Goal: Within the listing below, locate all lines containing the word "données". Copy each one.

Dataset rows:
○ ○ ○ ○ ○ ○ ○
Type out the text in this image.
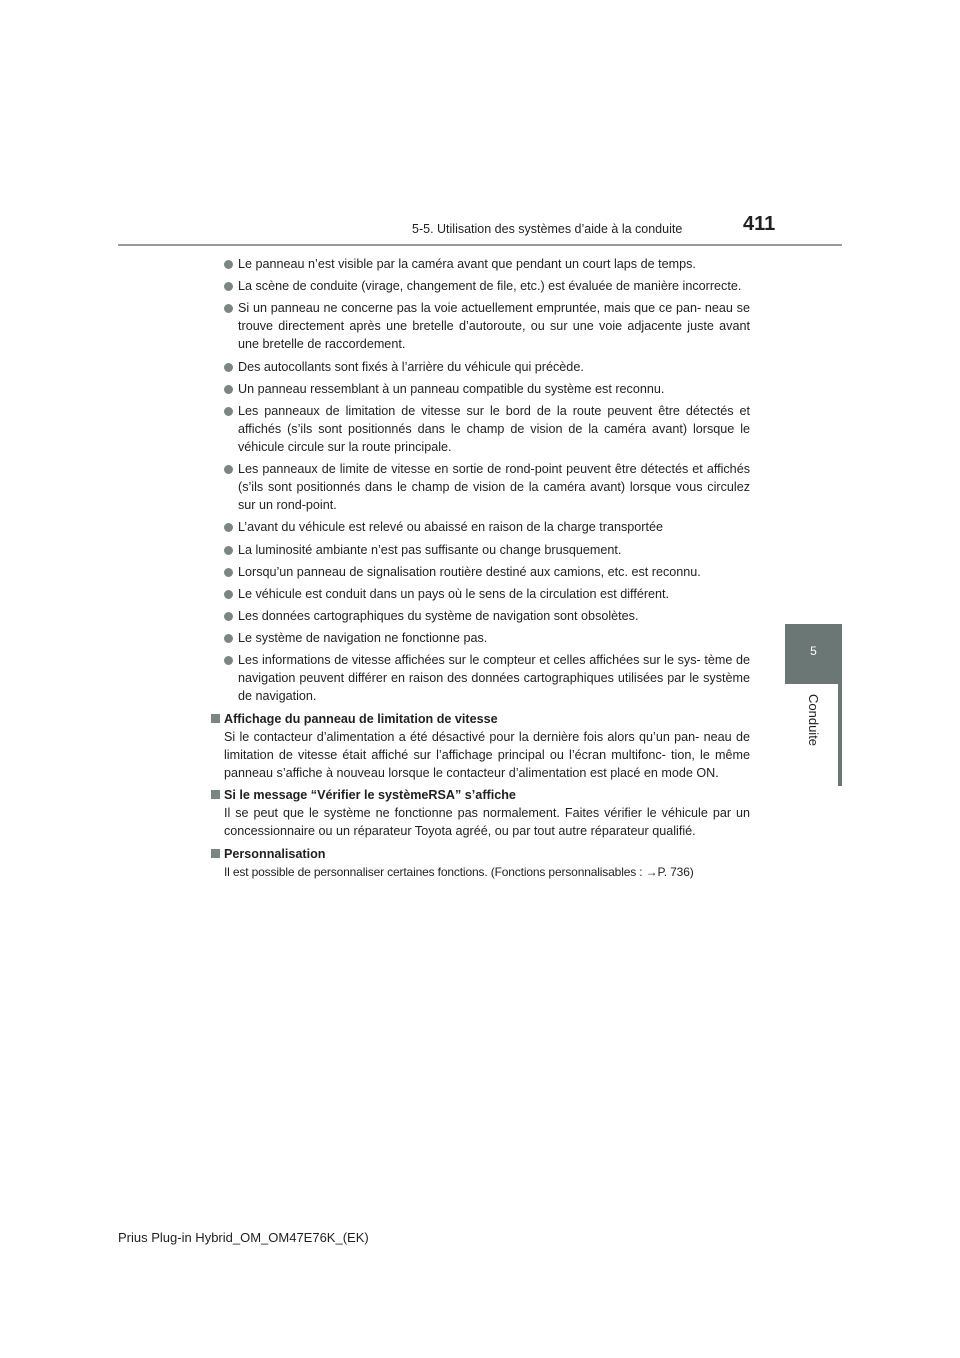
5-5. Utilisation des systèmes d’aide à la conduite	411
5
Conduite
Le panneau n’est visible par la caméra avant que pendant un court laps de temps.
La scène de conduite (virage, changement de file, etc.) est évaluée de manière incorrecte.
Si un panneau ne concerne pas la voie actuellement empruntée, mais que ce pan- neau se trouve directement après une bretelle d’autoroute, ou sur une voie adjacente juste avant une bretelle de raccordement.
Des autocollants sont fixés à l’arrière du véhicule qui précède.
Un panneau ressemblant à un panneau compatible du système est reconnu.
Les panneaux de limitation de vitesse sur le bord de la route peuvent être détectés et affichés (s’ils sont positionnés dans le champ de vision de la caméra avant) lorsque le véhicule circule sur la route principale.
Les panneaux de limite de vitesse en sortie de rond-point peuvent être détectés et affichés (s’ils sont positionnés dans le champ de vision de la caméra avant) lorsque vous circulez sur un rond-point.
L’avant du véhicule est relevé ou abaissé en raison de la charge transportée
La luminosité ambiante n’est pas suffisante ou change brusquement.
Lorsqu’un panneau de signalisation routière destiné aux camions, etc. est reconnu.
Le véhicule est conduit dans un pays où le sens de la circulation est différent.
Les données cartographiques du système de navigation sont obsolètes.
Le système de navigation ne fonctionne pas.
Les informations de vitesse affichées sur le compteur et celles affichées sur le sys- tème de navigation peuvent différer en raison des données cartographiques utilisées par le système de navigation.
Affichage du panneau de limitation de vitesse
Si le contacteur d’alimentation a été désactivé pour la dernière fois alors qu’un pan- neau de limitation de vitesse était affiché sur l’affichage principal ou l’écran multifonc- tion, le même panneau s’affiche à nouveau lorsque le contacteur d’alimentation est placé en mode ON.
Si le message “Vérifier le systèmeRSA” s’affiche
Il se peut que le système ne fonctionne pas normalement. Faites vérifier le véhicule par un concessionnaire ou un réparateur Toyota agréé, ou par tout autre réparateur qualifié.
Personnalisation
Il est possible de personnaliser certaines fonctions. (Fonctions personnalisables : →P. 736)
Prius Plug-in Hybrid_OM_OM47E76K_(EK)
○ ○ ○ ○ ○ ○ ○
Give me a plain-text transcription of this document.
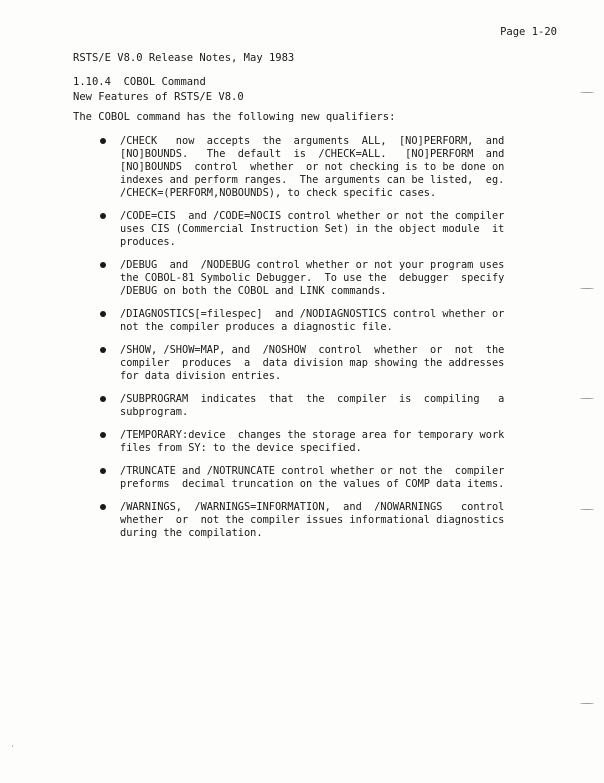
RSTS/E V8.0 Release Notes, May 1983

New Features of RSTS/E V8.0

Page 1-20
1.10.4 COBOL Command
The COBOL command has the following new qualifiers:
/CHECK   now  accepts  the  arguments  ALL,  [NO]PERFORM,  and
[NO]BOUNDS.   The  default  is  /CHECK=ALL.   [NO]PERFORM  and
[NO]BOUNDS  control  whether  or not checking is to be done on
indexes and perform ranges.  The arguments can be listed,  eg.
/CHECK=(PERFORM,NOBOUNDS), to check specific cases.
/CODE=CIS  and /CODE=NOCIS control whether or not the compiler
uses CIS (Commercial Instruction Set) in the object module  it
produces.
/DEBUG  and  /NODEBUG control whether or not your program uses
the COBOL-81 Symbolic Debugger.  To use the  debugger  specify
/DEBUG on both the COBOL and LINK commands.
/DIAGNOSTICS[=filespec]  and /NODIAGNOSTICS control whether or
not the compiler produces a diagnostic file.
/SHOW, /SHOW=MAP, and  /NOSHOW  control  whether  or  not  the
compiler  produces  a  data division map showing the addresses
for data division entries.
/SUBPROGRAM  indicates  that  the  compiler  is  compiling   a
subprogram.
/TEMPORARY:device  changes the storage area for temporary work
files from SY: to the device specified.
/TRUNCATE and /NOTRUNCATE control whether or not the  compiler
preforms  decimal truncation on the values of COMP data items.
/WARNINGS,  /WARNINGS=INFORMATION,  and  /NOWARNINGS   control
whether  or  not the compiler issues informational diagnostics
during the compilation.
○ ○ ○ ○ ○ ○ ○
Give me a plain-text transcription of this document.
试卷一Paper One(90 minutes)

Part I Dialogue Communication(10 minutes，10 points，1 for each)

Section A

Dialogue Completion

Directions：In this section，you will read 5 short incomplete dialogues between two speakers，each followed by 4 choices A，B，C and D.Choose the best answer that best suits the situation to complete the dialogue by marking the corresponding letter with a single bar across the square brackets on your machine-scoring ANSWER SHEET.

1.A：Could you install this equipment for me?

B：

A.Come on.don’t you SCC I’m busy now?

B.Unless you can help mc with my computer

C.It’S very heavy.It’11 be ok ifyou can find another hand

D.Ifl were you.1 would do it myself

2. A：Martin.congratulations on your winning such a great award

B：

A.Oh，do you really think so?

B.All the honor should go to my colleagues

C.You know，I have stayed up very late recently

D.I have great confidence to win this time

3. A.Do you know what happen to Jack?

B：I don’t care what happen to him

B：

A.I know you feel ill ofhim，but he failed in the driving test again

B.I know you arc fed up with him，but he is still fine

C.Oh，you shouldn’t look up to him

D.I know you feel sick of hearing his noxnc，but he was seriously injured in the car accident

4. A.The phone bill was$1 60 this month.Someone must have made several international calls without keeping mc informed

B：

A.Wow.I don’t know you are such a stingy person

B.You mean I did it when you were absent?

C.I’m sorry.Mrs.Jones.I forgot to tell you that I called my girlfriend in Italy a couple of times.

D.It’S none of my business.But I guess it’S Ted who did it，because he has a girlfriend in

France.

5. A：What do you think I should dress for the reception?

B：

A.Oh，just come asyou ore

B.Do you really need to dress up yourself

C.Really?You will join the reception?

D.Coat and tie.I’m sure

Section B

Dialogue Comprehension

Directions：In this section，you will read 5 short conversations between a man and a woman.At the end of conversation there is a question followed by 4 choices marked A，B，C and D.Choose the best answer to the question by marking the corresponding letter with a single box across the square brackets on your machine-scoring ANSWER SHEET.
○ ○ ○ ○ ○ ○ ○
Complete output:
Les données cartographiques du système de navigation sont obsolètes.
Les informations de vitesse affichées sur le compteur et celles affichées sur le sys- tème de navigation peuvent différer en raison des données cartographiques utilisées par le système de navigation.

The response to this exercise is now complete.